Excerpts from a figure dataset
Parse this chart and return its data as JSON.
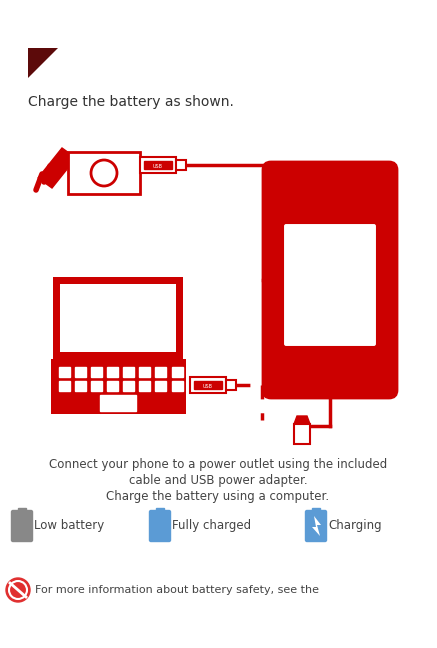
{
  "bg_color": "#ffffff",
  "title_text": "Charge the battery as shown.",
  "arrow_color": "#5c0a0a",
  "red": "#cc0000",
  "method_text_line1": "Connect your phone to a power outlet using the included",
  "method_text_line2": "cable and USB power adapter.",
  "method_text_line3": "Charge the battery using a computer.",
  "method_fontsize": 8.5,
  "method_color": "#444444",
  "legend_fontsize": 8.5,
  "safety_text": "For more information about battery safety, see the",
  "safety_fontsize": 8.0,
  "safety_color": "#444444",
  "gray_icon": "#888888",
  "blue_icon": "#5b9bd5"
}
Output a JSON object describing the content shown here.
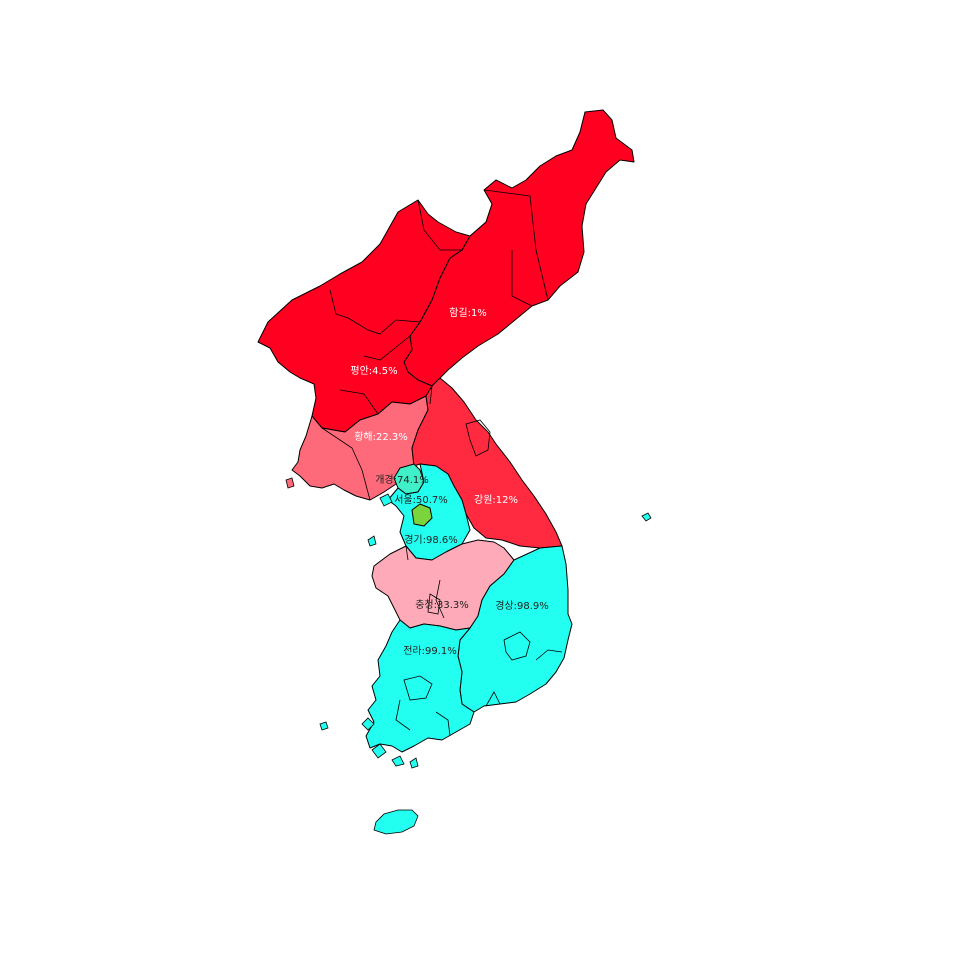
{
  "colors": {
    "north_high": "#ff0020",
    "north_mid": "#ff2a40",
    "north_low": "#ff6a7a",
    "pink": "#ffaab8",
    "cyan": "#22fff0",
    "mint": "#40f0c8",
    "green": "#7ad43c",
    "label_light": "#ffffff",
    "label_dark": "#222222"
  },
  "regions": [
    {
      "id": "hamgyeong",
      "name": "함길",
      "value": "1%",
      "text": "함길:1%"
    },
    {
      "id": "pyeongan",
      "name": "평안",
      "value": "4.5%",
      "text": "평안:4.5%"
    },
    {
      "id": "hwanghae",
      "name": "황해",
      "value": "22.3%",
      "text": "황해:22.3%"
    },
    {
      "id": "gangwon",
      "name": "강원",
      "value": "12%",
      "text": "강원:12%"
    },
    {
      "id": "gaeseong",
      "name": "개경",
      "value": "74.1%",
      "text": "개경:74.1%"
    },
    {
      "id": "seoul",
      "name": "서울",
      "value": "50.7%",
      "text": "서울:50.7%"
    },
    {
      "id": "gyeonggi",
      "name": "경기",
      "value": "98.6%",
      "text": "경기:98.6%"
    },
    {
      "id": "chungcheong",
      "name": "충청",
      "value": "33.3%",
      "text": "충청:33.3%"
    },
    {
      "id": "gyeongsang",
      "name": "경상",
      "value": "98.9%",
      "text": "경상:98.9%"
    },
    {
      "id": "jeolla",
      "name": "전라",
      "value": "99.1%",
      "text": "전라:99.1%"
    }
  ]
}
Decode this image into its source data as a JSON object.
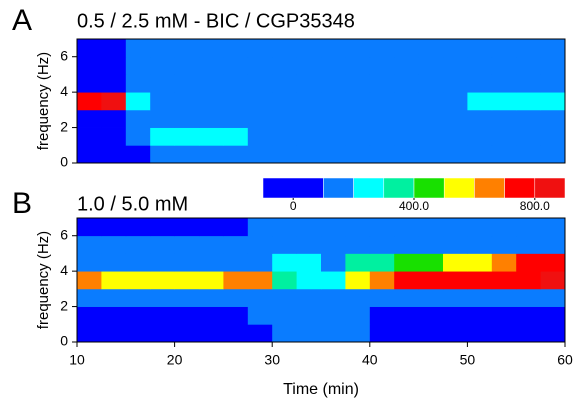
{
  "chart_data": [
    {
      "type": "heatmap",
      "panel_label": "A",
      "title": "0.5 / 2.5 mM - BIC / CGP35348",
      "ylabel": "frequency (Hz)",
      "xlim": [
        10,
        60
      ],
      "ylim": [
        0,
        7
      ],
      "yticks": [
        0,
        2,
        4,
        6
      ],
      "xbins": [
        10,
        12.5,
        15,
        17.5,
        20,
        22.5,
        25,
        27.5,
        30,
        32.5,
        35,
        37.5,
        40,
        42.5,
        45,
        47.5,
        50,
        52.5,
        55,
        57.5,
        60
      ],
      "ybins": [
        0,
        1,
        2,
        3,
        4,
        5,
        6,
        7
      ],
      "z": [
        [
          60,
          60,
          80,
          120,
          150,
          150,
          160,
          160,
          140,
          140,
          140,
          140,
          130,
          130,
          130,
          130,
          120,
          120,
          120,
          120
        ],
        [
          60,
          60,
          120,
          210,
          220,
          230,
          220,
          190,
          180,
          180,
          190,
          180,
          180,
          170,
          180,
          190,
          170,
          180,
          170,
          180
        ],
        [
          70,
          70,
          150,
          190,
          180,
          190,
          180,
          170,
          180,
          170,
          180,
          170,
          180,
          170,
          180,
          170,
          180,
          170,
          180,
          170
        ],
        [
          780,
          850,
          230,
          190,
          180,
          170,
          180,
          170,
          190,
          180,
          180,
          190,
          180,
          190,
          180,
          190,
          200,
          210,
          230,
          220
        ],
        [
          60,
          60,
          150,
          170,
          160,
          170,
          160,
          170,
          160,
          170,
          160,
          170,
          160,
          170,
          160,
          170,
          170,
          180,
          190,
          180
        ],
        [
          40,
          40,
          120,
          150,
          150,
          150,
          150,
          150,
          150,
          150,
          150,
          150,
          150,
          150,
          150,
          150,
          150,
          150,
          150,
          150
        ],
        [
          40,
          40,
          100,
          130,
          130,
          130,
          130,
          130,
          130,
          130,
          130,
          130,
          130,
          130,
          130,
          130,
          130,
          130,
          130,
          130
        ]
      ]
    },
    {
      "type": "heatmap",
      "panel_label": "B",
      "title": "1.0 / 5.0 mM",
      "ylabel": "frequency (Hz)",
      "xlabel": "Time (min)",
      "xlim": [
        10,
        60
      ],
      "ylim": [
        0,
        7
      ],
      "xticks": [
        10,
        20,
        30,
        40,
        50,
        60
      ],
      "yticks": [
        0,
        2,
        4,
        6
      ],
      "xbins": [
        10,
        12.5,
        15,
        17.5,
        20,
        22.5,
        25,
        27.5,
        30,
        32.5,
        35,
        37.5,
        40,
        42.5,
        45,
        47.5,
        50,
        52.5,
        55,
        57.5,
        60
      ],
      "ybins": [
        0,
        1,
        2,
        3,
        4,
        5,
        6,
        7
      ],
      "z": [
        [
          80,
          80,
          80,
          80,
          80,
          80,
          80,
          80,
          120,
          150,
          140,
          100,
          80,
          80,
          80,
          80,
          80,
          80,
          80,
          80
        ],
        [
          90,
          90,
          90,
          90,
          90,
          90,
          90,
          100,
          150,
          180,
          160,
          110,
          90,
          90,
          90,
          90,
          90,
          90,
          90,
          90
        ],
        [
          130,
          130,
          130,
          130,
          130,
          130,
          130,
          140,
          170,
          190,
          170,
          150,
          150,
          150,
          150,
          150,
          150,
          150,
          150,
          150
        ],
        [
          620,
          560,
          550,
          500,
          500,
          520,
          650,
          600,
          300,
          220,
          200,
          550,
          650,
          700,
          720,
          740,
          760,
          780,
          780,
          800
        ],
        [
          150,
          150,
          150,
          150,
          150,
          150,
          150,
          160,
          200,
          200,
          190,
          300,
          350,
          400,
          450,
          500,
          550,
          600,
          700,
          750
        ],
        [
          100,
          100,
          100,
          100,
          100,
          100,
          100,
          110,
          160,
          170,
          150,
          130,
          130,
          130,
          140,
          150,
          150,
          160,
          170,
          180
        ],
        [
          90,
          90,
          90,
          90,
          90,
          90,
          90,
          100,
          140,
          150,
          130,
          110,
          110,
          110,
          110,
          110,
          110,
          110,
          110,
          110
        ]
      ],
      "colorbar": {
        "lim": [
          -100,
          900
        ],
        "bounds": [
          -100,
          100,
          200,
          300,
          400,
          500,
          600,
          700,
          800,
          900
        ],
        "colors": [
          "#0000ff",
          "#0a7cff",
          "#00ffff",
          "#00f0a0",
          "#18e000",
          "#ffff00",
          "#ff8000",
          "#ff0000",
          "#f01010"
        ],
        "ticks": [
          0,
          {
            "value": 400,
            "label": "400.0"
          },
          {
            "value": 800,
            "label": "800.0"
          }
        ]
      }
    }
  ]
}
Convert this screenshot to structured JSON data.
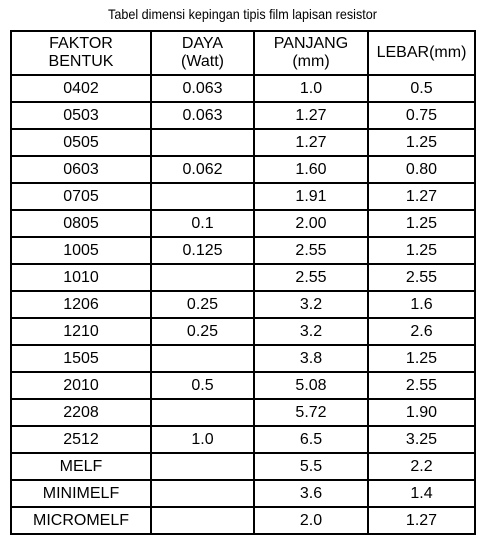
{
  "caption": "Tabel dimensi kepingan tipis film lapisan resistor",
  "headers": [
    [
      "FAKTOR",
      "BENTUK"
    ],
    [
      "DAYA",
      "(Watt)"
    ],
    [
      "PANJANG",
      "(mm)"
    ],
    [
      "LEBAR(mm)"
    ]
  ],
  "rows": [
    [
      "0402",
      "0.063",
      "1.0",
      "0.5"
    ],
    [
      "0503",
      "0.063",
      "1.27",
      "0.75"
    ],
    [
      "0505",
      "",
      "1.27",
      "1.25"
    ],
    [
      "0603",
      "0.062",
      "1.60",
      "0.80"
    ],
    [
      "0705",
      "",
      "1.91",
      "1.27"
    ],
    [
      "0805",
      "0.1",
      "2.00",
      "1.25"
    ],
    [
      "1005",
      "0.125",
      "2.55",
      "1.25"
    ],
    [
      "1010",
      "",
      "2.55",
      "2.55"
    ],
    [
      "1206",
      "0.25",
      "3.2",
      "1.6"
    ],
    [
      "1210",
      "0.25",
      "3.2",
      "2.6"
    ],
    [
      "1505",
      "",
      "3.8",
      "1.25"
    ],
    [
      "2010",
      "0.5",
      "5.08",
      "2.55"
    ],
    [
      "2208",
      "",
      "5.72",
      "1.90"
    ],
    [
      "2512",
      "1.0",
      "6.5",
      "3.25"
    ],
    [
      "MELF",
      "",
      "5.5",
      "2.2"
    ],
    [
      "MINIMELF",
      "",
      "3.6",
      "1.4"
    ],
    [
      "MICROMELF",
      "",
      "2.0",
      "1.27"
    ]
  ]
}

=== Instructions for the task ===
For each line in the data above that contains the string "shown", extract the line.

=== The response ===
  "title_text": "Charge the battery as shown.",
Output a JSON object describing the content shown here.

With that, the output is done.